___ Extracted information
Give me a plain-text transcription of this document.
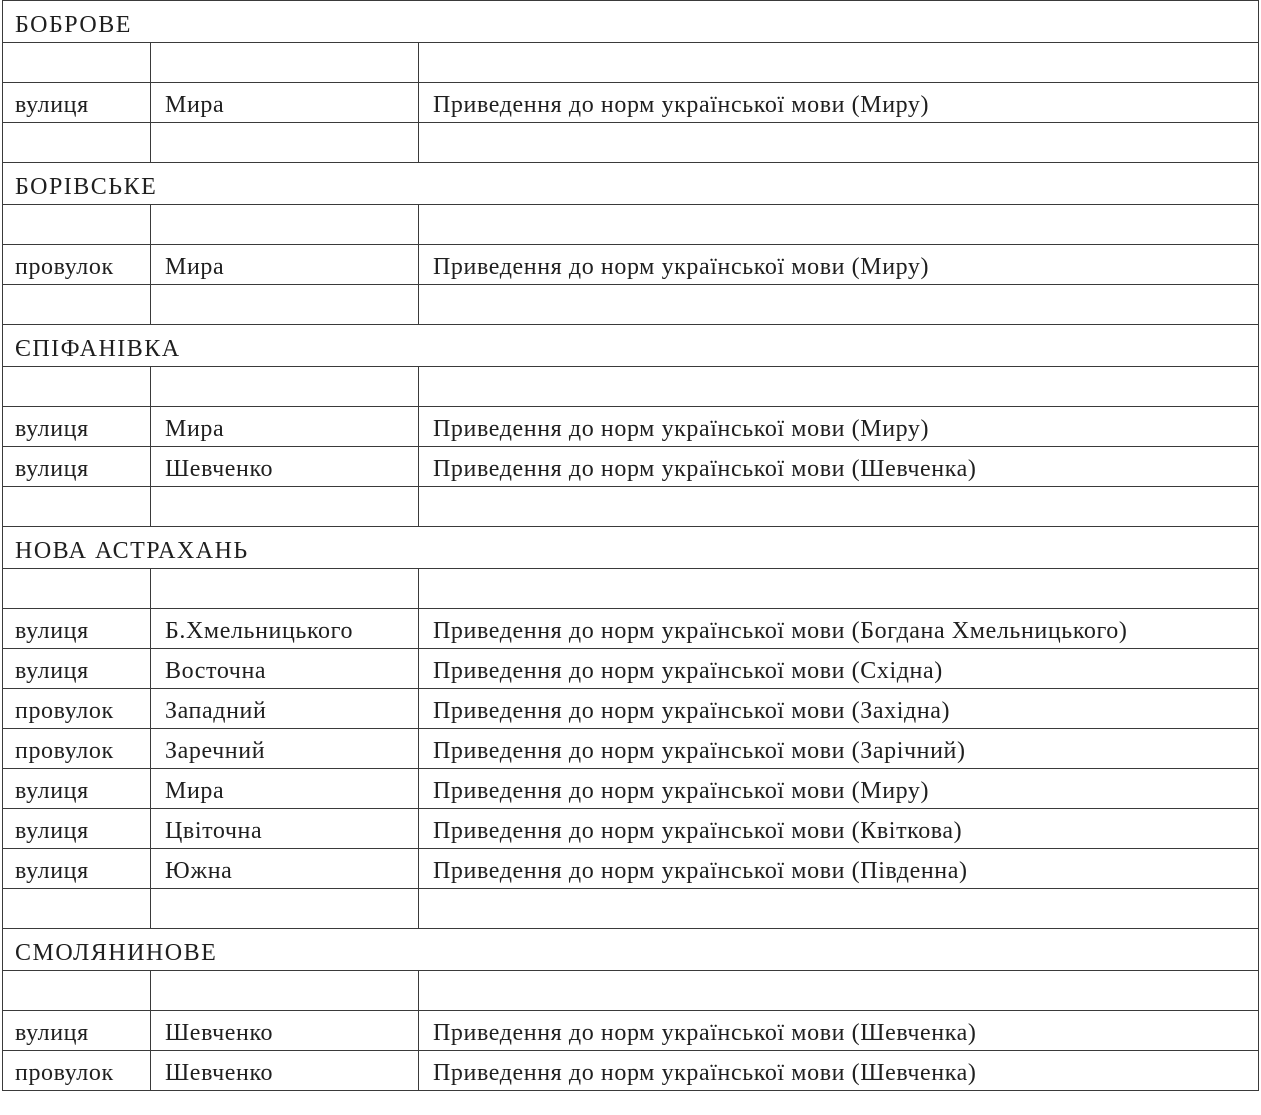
БОБРОВЕ		

вулиця	Мира	Приведення до норм української мови (Миру)

БОРІВСЬКЕ		

провулок	Мира	Приведення до норм української мови (Миру)

ЄПІФАНІВКА		

вулиця	Мира	Приведення до норм української мови (Миру)
вулиця	Шевченко	Приведення до норм української мови (Шевченка)

НОВА АСТРАХАНЬ		

вулиця	Б.Хмельницького	Приведення до норм української мови (Богдана Хмельницького)
вулиця	Восточна	Приведення до норм української мови (Східна)
провулок	Западний	Приведення до норм української мови (Західна)
провулок	Заречний	Приведення до норм української мови (Зарічний)
вулиця	Мира	Приведення до норм української мови (Миру)
вулиця	Цвіточна	Приведення до норм української мови (Квіткова)
вулиця	Южна	Приведення до норм української мови (Південна)

СМОЛЯНИНОВЕ		

вулиця	Шевченко	Приведення до норм української мови (Шевченка)
провулок	Шевченко	Приведення до норм української мови (Шевченка)
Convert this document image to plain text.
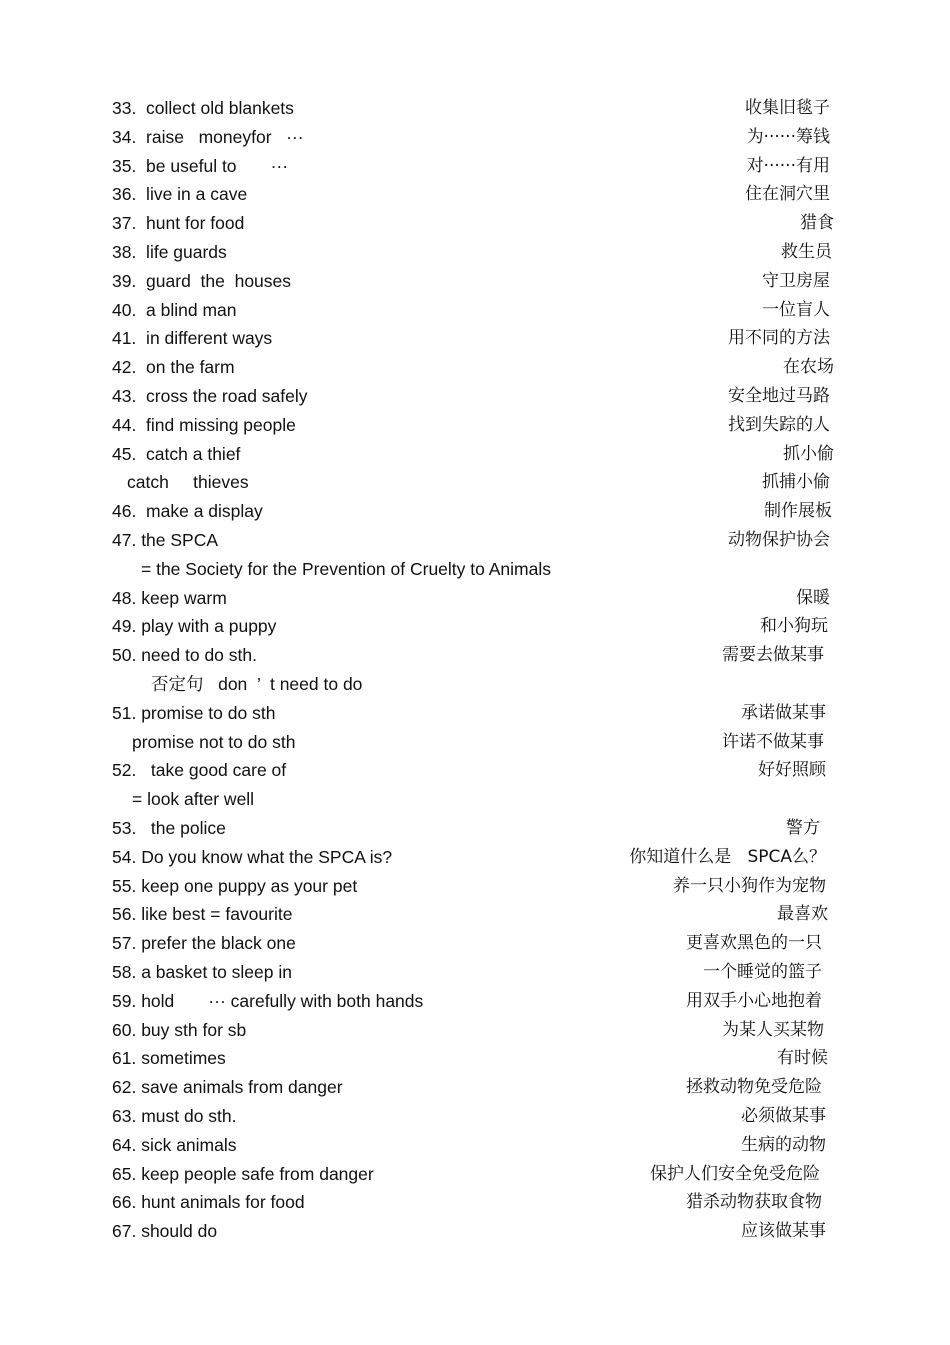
33.  collect old blankets	收集旧毯子
34.  raise   moneyfor   ···	为······筹钱
35.  be useful to       ···	对······有用
36.  live in a cave	住在洞穴里
37.  hunt for food	猎食
38.  life guards	救生员
39.  guard  the  houses	守卫房屋
40.  a blind man	一位盲人
41.  in different ways	用不同的方法
42.  on the farm	在农场
43.  cross the road safely	安全地过马路
44.  find missing people	找到失踪的人
45.  catch a thief	抓小偷
catch     thieves	抓捕小偷
46.  make a display	制作展板
47. the SPCA	动物保护协会
= the Society for the Prevention of Cruelty to Animals
48. keep warm	保暖
49. play with a puppy	和小狗玩
50. need to do sth.	需要去做某事
否定句   don  ’  t need to do
51. promise to do sth	承诺做某事
promise not to do sth	许诺不做某事
52.   take good care of	好好照顾
= look after well
53.   the police	警方
54. Do you know what the SPCA is?	你知道什么是   SPCA么？
55. keep one puppy as your pet	养一只小狗作为宠物
56. like best = favourite	最喜欢
57. prefer the black one	更喜欢黑色的一只
58. a basket to sleep in	一个睡觉的篮子
59. hold       ··· carefully with both hands	用双手小心地抱着
60. buy sth for sb	为某人买某物
61. sometimes	有时候
62. save animals from danger	拯救动物免受危险
63. must do sth.	必须做某事
64. sick animals	生病的动物
65. keep people safe from danger	保护人们安全免受危险
66. hunt animals for food	猎杀动物获取食物
67. should do	应该做某事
______
Give the number of lines where the string "document" occurs, without any further text.

2